The exercise: Collect each line containing "caption".

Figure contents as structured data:
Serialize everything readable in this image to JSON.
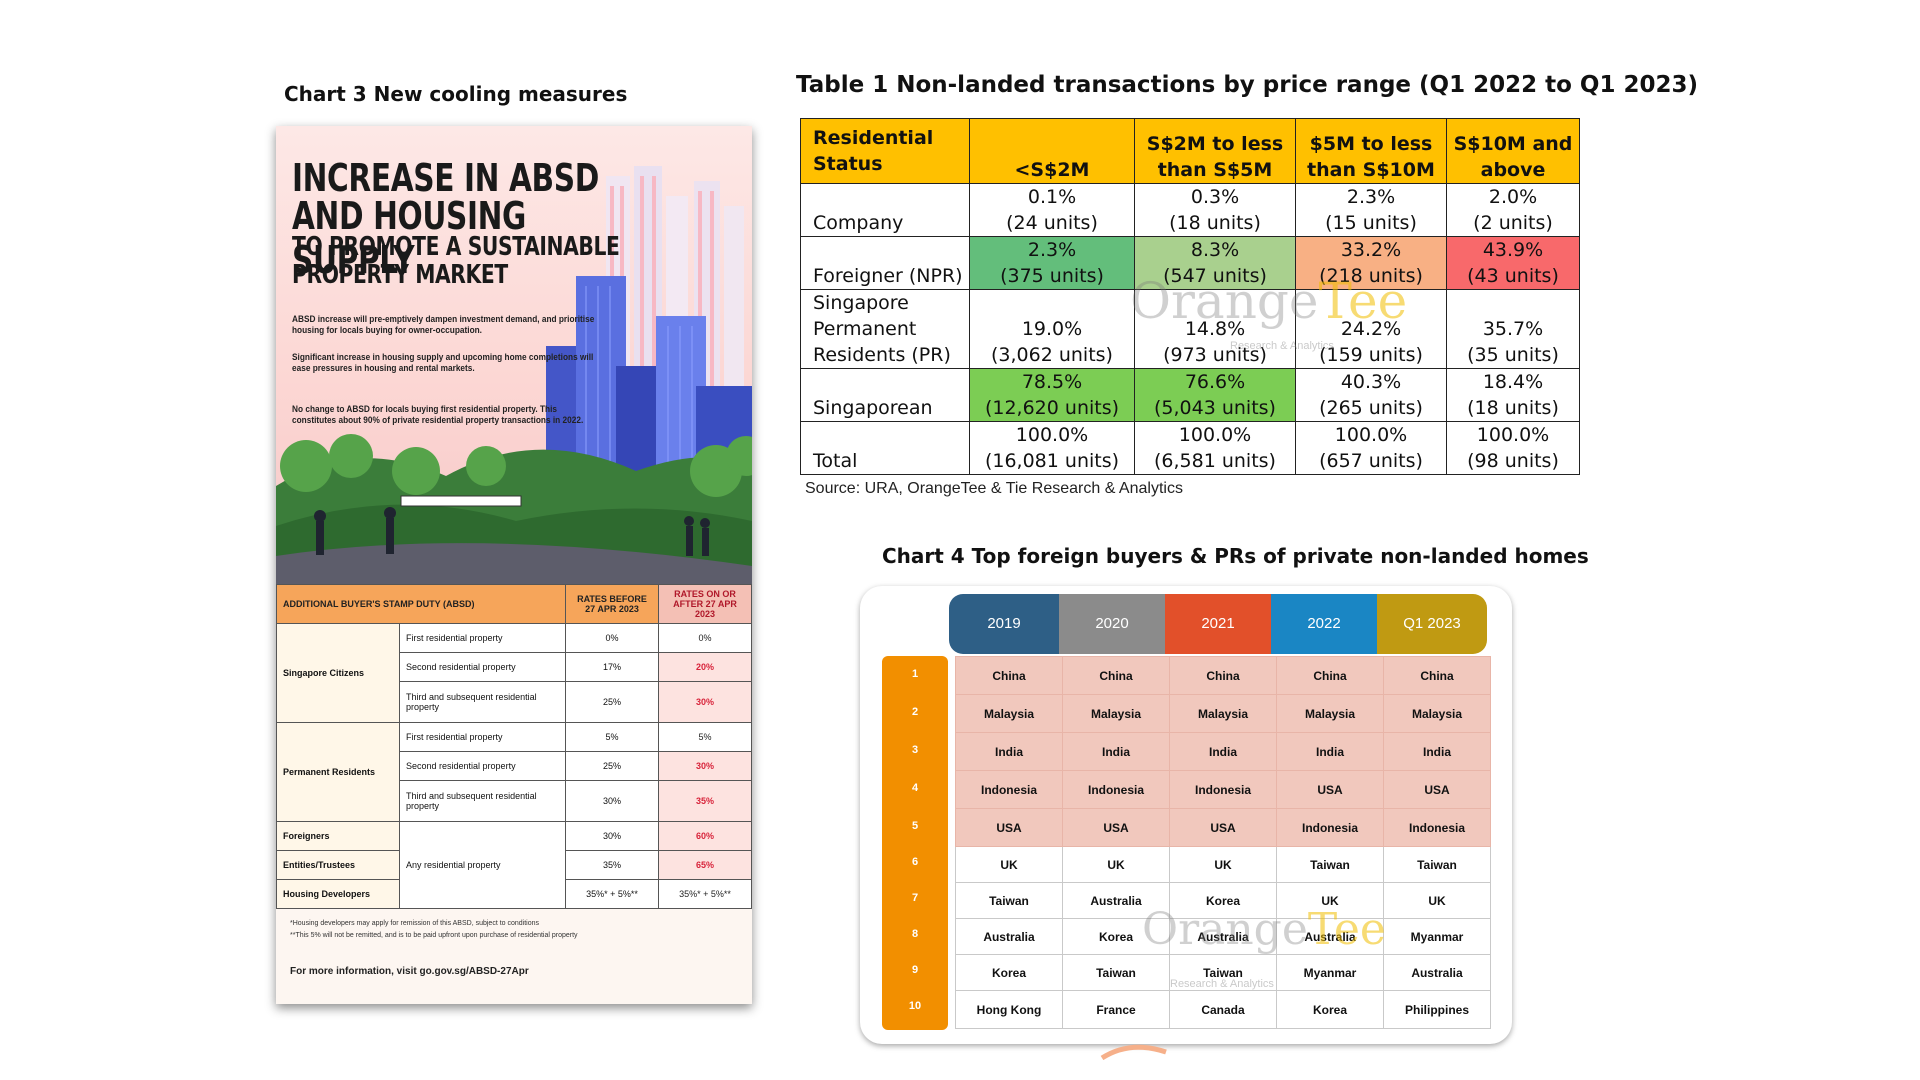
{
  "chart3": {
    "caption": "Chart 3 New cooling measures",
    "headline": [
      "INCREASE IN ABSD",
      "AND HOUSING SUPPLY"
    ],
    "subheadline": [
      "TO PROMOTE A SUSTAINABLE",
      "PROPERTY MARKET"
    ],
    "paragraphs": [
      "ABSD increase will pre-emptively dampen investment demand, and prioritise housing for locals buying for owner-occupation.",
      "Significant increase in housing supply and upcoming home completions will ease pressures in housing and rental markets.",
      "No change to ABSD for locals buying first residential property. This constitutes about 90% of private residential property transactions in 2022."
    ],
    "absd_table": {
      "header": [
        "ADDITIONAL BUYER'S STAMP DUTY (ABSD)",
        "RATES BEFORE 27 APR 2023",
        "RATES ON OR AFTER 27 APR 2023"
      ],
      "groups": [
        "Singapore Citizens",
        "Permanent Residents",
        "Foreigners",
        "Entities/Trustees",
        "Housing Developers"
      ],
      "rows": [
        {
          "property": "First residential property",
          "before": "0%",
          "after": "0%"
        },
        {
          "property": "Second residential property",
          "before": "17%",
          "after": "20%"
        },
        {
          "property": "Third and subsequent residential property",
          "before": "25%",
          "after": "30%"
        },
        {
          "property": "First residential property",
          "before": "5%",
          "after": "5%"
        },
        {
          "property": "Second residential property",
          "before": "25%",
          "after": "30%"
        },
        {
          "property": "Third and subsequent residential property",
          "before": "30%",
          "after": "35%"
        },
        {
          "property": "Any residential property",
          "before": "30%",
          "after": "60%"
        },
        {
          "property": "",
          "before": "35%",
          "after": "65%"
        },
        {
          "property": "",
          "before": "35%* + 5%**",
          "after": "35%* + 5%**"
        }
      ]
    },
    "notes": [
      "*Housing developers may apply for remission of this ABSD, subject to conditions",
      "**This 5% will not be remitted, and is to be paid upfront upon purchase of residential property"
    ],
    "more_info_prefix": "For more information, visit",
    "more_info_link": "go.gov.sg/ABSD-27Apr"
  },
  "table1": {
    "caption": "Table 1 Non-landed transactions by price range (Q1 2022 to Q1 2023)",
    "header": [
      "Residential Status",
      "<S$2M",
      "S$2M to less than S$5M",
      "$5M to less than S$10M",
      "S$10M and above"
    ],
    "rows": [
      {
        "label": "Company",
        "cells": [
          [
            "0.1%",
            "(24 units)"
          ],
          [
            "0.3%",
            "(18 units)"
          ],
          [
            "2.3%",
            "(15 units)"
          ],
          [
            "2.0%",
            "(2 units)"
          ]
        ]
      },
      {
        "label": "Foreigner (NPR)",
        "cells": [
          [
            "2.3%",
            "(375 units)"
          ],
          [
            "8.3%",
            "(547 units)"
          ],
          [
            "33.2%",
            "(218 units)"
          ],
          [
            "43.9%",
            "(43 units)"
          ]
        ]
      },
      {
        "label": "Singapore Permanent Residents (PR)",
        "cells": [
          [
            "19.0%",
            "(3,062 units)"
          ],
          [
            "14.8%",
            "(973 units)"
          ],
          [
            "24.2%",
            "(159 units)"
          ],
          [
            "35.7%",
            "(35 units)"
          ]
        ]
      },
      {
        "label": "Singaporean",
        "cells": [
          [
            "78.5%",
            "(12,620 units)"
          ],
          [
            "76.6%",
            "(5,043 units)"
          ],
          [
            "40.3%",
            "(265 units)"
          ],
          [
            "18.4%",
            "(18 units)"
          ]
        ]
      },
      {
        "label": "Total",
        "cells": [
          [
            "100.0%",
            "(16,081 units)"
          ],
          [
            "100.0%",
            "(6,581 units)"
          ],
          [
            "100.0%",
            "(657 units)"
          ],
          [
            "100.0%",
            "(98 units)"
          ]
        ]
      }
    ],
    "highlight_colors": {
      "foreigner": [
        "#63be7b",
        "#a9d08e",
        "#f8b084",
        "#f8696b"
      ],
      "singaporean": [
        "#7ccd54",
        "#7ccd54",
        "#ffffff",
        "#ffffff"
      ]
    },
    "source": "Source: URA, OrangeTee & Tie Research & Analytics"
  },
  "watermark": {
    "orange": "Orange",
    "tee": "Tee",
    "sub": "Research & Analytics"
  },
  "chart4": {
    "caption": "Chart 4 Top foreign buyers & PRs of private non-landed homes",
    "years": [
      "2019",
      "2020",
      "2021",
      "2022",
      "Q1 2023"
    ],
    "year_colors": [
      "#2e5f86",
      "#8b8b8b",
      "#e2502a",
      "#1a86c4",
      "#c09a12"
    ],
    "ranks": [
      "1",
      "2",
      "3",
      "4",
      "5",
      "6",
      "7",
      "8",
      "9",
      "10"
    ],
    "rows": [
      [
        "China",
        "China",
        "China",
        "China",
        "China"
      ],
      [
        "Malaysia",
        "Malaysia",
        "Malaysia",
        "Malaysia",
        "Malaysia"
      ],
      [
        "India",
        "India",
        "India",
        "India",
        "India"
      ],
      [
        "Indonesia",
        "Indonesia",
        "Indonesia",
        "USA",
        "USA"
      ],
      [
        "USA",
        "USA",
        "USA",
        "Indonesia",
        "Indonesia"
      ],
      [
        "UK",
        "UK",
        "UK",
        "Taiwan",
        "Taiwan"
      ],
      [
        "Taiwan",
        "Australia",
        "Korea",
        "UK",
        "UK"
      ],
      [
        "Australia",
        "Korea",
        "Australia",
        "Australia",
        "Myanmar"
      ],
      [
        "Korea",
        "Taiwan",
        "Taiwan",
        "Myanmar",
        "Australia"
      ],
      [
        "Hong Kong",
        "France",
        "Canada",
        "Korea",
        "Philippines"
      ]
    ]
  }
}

Written reply:
    "caption": "Chart 3 New cooling measures",
    "caption": "Table 1 Non-landed transactions by price range (Q1 2022 to Q1 2023)",
    "caption": "Chart 4 Top foreign buyers & PRs of private non-landed homes",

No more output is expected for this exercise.